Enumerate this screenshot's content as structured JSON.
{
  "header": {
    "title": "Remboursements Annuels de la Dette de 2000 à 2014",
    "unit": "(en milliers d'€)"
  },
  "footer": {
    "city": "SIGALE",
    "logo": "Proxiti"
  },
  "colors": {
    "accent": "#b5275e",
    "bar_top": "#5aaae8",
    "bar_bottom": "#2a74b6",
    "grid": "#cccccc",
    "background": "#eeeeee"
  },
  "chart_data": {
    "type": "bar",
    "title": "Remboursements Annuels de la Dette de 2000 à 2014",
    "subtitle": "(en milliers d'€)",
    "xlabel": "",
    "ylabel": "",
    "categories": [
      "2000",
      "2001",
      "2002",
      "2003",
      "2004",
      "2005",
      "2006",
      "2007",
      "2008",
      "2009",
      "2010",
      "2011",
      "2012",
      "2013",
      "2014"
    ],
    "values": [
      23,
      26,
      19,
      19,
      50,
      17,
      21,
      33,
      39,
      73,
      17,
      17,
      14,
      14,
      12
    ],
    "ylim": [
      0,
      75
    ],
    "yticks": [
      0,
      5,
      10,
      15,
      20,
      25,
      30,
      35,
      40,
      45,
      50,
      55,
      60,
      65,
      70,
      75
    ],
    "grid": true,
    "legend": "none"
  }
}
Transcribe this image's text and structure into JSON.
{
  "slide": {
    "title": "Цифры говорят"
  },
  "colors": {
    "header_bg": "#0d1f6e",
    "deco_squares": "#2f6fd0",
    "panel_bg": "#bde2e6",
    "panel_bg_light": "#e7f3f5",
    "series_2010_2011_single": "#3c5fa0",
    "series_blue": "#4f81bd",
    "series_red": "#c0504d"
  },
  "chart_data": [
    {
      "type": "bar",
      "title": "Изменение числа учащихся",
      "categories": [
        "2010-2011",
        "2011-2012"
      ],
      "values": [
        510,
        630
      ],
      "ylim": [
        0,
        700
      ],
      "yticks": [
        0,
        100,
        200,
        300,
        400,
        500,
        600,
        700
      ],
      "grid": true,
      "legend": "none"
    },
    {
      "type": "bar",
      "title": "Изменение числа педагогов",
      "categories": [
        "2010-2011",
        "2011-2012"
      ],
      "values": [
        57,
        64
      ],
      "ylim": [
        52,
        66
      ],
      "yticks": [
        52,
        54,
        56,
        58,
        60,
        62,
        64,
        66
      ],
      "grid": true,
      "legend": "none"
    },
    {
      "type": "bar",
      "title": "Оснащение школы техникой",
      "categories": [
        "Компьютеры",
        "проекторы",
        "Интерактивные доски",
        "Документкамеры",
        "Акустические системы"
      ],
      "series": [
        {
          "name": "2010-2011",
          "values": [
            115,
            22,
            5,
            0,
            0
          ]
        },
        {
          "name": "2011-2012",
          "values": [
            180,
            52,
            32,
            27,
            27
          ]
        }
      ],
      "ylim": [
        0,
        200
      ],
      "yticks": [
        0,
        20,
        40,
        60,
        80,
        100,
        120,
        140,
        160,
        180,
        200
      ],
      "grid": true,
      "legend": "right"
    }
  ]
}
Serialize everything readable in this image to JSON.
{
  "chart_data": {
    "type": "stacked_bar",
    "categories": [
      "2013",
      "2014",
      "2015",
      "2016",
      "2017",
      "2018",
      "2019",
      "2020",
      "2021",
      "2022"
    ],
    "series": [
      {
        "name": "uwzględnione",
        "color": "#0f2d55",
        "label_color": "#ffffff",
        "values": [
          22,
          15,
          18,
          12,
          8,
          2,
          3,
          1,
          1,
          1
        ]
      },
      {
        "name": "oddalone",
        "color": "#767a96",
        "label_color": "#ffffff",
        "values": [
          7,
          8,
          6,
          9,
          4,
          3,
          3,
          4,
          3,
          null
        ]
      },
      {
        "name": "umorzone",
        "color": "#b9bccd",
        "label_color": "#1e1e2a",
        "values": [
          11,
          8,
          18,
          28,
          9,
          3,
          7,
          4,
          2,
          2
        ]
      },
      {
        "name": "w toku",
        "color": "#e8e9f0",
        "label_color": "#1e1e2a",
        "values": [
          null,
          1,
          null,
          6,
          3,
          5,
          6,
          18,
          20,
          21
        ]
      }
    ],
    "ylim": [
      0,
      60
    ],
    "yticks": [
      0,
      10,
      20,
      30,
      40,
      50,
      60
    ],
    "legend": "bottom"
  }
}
☆ ☆ ☆ ☆ ☆
> _Task instructions_
Output the entries exactly.

> _The output_
Enumerate this screenshot's content as structured JSON.
{
  "header": {
    "title": "Remboursements Annuels de la Dette de 2000 à 2014",
    "unit": "(en milliers d'€)"
  },
  "footer": {
    "city": "SIGALE",
    "logo": "Proxiti"
  },
  "colors": {
    "accent": "#b5275e",
    "bar_top": "#5aaae8",
    "bar_bottom": "#2a74b6",
    "grid": "#cccccc",
    "background": "#eeeeee"
  },
  "chart_data": {
    "type": "bar",
    "title": "Remboursements Annuels de la Dette de 2000 à 2014",
    "subtitle": "(en milliers d'€)",
    "xlabel": "",
    "ylabel": "",
    "categories": [
      "2000",
      "2001",
      "2002",
      "2003",
      "2004",
      "2005",
      "2006",
      "2007",
      "2008",
      "2009",
      "2010",
      "2011",
      "2012",
      "2013",
      "2014"
    ],
    "values": [
      23,
      26,
      19,
      19,
      50,
      17,
      21,
      33,
      39,
      73,
      17,
      17,
      14,
      14,
      12
    ],
    "ylim": [
      0,
      75
    ],
    "yticks": [
      0,
      5,
      10,
      15,
      20,
      25,
      30,
      35,
      40,
      45,
      50,
      55,
      60,
      65,
      70,
      75
    ],
    "grid": true,
    "legend": "none"
  }
}
Transcribe this image's text and structure into JSON.
{
  "slide": {
    "title": "Цифры говорят"
  },
  "colors": {
    "header_bg": "#0d1f6e",
    "deco_squares": "#2f6fd0",
    "panel_bg": "#bde2e6",
    "panel_bg_light": "#e7f3f5",
    "series_2010_2011_single": "#3c5fa0",
    "series_blue": "#4f81bd",
    "series_red": "#c0504d"
  },
  "chart_data": [
    {
      "type": "bar",
      "title": "Изменение числа учащихся",
      "categories": [
        "2010-2011",
        "2011-2012"
      ],
      "values": [
        510,
        630
      ],
      "ylim": [
        0,
        700
      ],
      "yticks": [
        0,
        100,
        200,
        300,
        400,
        500,
        600,
        700
      ],
      "grid": true,
      "legend": "none"
    },
    {
      "type": "bar",
      "title": "Изменение числа педагогов",
      "categories": [
        "2010-2011",
        "2011-2012"
      ],
      "values": [
        57,
        64
      ],
      "ylim": [
        52,
        66
      ],
      "yticks": [
        52,
        54,
        56,
        58,
        60,
        62,
        64,
        66
      ],
      "grid": true,
      "legend": "none"
    },
    {
      "type": "bar",
      "title": "Оснащение школы техникой",
      "categories": [
        "Компьютеры",
        "проекторы",
        "Интерактивные доски",
        "Документкамеры",
        "Акустические системы"
      ],
      "series": [
        {
          "name": "2010-2011",
          "values": [
            115,
            22,
            5,
            0,
            0
          ]
        },
        {
          "name": "2011-2012",
          "values": [
            180,
            52,
            32,
            27,
            27
          ]
        }
      ],
      "ylim": [
        0,
        200
      ],
      "yticks": [
        0,
        20,
        40,
        60,
        80,
        100,
        120,
        140,
        160,
        180,
        200
      ],
      "grid": true,
      "legend": "right"
    }
  ]
}
Serialize everything readable in this image to JSON.
{
  "chart_data": {
    "type": "stacked_bar",
    "categories": [
      "2013",
      "2014",
      "2015",
      "2016",
      "2017",
      "2018",
      "2019",
      "2020",
      "2021",
      "2022"
    ],
    "series": [
      {
        "name": "uwzględnione",
        "color": "#0f2d55",
        "label_color": "#ffffff",
        "values": [
          22,
          15,
          18,
          12,
          8,
          2,
          3,
          1,
          1,
          1
        ]
      },
      {
        "name": "oddalone",
        "color": "#767a96",
        "label_color": "#ffffff",
        "values": [
          7,
          8,
          6,
          9,
          4,
          3,
          3,
          4,
          3,
          null
        ]
      },
      {
        "name": "umorzone",
        "color": "#b9bccd",
        "label_color": "#1e1e2a",
        "values": [
          11,
          8,
          18,
          28,
          9,
          3,
          7,
          4,
          2,
          2
        ]
      },
      {
        "name": "w toku",
        "color": "#e8e9f0",
        "label_color": "#1e1e2a",
        "values": [
          null,
          1,
          null,
          6,
          3,
          5,
          6,
          18,
          20,
          21
        ]
      }
    ],
    "ylim": [
      0,
      60
    ],
    "yticks": [
      0,
      10,
      20,
      30,
      40,
      50,
      60
    ],
    "legend": "bottom"
  }
}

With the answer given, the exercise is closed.